Textauszug -

Neues Volksblatt: "Dogmen" (von Markus Ebert)

Ausgabe vom 11. November 2005

Linz (OTS) - Es gab Zeiten, in denen es für die fortschrittliche Frau ein Muss war, nach einer Heirat den Namen des Partners nicht anzunehmen, sondern einen Doppelnamen zu führen. Wie man nun an der Kärntner SPÖ-Vorsitzenden Gabriele Schaunig-Kandut sieht, muss so etwas nicht auf immer und ewig ein Dogma sein. Als Frau Burgstaller mit ihrem Vornamenprogramm "Gabi" in Salzburg reüssierte, wars auch bei Schaunig-Kandut um das Kandut geschehen und aus Gabriele wurde Gaby.
Ein anderes Dogma der sozialistischen Fortschrittlichkeit ist die Kinderbetreuung. Möglichst schnell muss die Frau zurück in den Job, möglichst staatlich organisiert muss die Kinderbetreuung sein. Muss? Wie eine OGM-Umfrage zeigt, geht es gar nicht ums Muss. Wo Betreuung gebraucht wird, soll sie da sein, das ist keine Frage. Wer rasch zurück in den Job will, soll das tun können. Aber müssen? Wenn es in diesem Bereich überhaupt ein Dogma gibt, dann sollte es wohl lauten: Das Beste für die Kinder. Dazu gehört die Wahlfreiheit, aber dazu gehört sicher nicht, die möglichst lange Betreuung durch Mutter oder Vater abzuwerten.

Was erwartet wird - Wie sollte laut dem Textauszug ein Dogma im Bereich der Kinderbetreuung lauten, falls es dort überhaupt eines gibt?

Bereitgestellte Daten -
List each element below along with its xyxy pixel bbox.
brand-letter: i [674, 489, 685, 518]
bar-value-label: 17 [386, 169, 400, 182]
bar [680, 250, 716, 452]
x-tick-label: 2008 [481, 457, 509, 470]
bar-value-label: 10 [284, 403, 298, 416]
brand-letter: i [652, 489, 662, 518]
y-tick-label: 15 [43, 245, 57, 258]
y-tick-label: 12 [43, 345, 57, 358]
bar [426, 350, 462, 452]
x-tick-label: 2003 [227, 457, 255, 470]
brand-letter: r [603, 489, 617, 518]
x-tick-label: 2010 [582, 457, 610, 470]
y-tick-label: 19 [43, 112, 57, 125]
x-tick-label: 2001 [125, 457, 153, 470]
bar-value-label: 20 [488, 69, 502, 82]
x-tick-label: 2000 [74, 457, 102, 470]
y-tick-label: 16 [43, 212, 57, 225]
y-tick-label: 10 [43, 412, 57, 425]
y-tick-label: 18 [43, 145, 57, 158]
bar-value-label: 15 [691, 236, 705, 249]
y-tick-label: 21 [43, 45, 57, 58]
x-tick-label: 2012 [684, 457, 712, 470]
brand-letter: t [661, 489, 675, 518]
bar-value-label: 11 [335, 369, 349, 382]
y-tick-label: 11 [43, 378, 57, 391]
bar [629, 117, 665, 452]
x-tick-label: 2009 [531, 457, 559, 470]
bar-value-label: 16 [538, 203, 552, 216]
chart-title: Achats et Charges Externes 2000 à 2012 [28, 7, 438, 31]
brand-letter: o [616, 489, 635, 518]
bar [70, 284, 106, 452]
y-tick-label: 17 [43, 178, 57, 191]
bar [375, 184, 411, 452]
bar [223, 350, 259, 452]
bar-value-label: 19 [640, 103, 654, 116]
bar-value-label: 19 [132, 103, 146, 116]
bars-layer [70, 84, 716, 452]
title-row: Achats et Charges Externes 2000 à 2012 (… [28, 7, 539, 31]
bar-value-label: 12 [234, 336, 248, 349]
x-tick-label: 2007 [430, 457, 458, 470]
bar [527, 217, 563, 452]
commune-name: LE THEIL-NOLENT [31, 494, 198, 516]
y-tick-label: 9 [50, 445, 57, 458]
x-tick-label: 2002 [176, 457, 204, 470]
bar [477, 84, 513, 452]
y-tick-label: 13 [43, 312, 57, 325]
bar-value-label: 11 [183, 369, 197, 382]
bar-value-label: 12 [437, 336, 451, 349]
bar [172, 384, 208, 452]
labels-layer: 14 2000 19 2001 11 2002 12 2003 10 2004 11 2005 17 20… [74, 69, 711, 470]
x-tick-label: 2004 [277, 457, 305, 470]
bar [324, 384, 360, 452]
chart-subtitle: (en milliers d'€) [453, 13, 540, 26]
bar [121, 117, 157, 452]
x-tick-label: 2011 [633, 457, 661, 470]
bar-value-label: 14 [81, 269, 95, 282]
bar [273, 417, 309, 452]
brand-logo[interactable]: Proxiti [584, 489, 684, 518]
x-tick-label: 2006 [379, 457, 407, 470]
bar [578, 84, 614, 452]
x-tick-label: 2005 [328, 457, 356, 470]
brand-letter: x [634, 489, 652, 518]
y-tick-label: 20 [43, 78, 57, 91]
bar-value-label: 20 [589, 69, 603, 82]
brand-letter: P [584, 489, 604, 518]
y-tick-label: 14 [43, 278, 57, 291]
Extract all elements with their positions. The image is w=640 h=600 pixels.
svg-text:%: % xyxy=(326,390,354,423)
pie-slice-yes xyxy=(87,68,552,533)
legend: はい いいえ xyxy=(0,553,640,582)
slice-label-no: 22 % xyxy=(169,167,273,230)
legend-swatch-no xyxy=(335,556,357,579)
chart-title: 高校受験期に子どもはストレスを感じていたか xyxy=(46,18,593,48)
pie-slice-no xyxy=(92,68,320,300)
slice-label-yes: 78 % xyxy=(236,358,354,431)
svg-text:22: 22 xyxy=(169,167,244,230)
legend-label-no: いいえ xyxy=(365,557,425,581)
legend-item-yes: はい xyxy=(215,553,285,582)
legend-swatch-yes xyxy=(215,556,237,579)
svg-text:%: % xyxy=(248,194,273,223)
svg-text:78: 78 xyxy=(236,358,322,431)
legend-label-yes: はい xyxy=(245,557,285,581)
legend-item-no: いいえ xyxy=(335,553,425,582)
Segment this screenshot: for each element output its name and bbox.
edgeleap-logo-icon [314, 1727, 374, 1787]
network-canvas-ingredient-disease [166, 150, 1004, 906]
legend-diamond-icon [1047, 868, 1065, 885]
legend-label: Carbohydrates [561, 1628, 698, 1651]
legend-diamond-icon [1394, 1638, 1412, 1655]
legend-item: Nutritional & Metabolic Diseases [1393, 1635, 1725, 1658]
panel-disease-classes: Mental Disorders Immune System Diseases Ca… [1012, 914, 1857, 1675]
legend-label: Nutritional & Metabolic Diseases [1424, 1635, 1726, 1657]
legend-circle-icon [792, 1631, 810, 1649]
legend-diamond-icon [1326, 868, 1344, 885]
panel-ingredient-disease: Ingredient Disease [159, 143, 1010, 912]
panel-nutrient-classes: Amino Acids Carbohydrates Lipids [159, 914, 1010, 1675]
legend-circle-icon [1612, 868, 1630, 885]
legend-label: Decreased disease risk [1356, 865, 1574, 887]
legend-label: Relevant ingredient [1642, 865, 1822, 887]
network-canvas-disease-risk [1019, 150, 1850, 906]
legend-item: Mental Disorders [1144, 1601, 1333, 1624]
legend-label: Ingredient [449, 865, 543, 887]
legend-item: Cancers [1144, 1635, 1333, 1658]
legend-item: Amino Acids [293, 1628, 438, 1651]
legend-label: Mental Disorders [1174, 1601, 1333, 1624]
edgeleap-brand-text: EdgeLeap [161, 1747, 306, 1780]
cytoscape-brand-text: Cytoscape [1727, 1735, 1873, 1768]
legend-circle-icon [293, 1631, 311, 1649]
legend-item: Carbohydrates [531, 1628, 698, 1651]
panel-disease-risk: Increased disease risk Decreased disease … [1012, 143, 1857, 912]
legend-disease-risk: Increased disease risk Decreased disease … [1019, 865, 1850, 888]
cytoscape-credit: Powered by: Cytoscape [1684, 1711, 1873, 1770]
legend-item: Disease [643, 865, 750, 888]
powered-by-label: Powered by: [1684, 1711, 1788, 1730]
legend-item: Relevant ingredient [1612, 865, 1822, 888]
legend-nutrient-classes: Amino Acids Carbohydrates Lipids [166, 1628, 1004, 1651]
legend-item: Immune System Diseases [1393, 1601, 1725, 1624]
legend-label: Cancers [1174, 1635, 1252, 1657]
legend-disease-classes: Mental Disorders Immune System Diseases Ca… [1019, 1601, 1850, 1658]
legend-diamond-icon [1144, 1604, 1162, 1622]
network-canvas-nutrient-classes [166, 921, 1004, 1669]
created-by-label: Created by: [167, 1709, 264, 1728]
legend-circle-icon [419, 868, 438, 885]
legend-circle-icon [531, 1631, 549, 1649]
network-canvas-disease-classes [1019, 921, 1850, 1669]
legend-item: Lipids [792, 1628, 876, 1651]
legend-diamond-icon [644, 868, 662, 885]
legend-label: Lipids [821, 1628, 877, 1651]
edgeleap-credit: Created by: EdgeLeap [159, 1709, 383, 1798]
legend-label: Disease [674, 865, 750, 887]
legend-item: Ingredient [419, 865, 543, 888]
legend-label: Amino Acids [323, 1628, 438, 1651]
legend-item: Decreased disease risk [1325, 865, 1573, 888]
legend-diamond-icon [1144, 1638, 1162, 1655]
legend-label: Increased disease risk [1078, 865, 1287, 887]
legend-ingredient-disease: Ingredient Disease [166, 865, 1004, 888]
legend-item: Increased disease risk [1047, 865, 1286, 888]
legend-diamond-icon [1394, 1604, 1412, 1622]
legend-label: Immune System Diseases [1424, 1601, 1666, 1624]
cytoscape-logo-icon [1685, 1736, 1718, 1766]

Ergebnis der Übung - Es sollte lauten: „Das Beste für die Kinder.“